## [What is being asked]
Copy every entry exactly.

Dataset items

++++

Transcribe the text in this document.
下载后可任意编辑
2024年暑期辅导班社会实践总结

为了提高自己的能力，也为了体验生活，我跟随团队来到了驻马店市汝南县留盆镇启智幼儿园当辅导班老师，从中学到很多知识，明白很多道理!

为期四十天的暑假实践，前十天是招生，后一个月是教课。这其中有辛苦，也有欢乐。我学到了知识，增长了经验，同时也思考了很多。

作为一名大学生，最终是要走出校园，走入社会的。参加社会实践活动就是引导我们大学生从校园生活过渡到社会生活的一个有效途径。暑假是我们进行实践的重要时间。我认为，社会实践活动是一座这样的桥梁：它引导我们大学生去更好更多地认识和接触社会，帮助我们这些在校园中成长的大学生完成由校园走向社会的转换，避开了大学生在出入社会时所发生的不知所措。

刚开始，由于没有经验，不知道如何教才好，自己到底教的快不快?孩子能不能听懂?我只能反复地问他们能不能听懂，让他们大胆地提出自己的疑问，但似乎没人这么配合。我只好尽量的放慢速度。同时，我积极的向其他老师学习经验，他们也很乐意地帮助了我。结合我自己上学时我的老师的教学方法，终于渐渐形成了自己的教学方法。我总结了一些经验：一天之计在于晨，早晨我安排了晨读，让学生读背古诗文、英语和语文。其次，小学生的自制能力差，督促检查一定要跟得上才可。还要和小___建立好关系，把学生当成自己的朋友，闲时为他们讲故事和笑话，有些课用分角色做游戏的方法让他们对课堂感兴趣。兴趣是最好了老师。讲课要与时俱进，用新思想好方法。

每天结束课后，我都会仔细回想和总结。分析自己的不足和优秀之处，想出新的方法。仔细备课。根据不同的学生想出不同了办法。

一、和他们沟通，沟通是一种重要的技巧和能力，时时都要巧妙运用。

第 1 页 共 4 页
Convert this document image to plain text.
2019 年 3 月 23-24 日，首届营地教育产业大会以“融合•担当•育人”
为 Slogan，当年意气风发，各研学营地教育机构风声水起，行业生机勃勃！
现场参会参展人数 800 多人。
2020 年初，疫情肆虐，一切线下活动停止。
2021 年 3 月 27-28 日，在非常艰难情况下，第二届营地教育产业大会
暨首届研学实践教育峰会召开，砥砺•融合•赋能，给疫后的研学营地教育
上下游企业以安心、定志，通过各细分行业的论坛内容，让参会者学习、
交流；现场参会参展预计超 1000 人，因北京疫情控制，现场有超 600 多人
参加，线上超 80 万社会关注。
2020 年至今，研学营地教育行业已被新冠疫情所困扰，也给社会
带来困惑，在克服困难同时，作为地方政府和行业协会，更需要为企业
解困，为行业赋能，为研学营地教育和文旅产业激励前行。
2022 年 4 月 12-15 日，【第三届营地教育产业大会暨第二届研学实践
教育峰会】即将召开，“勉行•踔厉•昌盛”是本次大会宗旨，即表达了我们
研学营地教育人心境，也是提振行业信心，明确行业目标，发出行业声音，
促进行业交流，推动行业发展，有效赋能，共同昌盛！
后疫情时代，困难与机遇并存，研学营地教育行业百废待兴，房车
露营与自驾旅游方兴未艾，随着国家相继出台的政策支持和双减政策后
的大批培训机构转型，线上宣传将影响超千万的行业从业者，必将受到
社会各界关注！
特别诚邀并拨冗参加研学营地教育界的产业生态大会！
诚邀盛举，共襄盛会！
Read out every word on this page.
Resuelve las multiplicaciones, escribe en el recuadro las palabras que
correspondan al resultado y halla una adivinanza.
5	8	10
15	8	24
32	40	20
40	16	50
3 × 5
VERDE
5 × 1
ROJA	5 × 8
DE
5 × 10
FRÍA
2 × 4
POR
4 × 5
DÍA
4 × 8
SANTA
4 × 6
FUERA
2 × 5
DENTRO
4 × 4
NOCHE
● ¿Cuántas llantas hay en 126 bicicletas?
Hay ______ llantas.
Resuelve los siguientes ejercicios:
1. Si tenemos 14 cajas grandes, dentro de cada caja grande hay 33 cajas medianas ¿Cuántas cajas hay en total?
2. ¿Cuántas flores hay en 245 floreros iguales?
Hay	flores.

++++

## [Answer for the task]
Transcribe the text in this document.
下载后可任意编辑
2024年暑期辅导班社会实践总结

为了提高自己的能力，也为了体验生活，我跟随团队来到了驻马店市汝南县留盆镇启智幼儿园当辅导班老师，从中学到很多知识，明白很多道理!

为期四十天的暑假实践，前十天是招生，后一个月是教课。这其中有辛苦，也有欢乐。我学到了知识，增长了经验，同时也思考了很多。

作为一名大学生，最终是要走出校园，走入社会的。参加社会实践活动就是引导我们大学生从校园生活过渡到社会生活的一个有效途径。暑假是我们进行实践的重要时间。我认为，社会实践活动是一座这样的桥梁：它引导我们大学生去更好更多地认识和接触社会，帮助我们这些在校园中成长的大学生完成由校园走向社会的转换，避开了大学生在出入社会时所发生的不知所措。

刚开始，由于没有经验，不知道如何教才好，自己到底教的快不快?孩子能不能听懂?我只能反复地问他们能不能听懂，让他们大胆地提出自己的疑问，但似乎没人这么配合。我只好尽量的放慢速度。同时，我积极的向其他老师学习经验，他们也很乐意地帮助了我。结合我自己上学时我的老师的教学方法，终于渐渐形成了自己的教学方法。我总结了一些经验：一天之计在于晨，早晨我安排了晨读，让学生读背古诗文、英语和语文。其次，小学生的自制能力差，督促检查一定要跟得上才可。还要和小___建立好关系，把学生当成自己的朋友，闲时为他们讲故事和笑话，有些课用分角色做游戏的方法让他们对课堂感兴趣。兴趣是最好了老师。讲课要与时俱进，用新思想好方法。

每天结束课后，我都会仔细回想和总结。分析自己的不足和优秀之处，想出新的方法。仔细备课。根据不同的学生想出不同了办法。

一、和他们沟通，沟通是一种重要的技巧和能力，时时都要巧妙运用。

第 1 页 共 4 页
Convert this document image to plain text.
2019 年 3 月 23-24 日，首届营地教育产业大会以“融合•担当•育人”
为 Slogan，当年意气风发，各研学营地教育机构风声水起，行业生机勃勃！
现场参会参展人数 800 多人。
2020 年初，疫情肆虐，一切线下活动停止。
2021 年 3 月 27-28 日，在非常艰难情况下，第二届营地教育产业大会
暨首届研学实践教育峰会召开，砥砺•融合•赋能，给疫后的研学营地教育
上下游企业以安心、定志，通过各细分行业的论坛内容，让参会者学习、
交流；现场参会参展预计超 1000 人，因北京疫情控制，现场有超 600 多人
参加，线上超 80 万社会关注。
2020 年至今，研学营地教育行业已被新冠疫情所困扰，也给社会
带来困惑，在克服困难同时，作为地方政府和行业协会，更需要为企业
解困，为行业赋能，为研学营地教育和文旅产业激励前行。
2022 年 4 月 12-15 日，【第三届营地教育产业大会暨第二届研学实践
教育峰会】即将召开，“勉行•踔厉•昌盛”是本次大会宗旨，即表达了我们
研学营地教育人心境，也是提振行业信心，明确行业目标，发出行业声音，
促进行业交流，推动行业发展，有效赋能，共同昌盛！
后疫情时代，困难与机遇并存，研学营地教育行业百废待兴，房车
露营与自驾旅游方兴未艾，随着国家相继出台的政策支持和双减政策后
的大批培训机构转型，线上宣传将影响超千万的行业从业者，必将受到
社会各界关注！
特别诚邀并拨冗参加研学营地教育界的产业生态大会！
诚邀盛举，共襄盛会！
Read out every word on this page.
Resuelve las multiplicaciones, escribe en el recuadro las palabras que
correspondan al resultado y halla una adivinanza.
5	8	10
15	8	24
32	40	20
40	16	50
3 × 5
VERDE
5 × 1
ROJA	5 × 8
DE
5 × 10
FRÍA
2 × 4
POR
4 × 5
DÍA
4 × 8
SANTA
4 × 6
FUERA
2 × 5
DENTRO
4 × 4
NOCHE
● ¿Cuántas llantas hay en 126 bicicletas?
Hay ______ llantas.
Resuelve los siguientes ejercicios:
1. Si tenemos 14 cajas grandes, dentro de cada caja grande hay 33 cajas medianas ¿Cuántas cajas hay en total?
2. ¿Cuántas flores hay en 245 floreros iguales?
Hay	flores.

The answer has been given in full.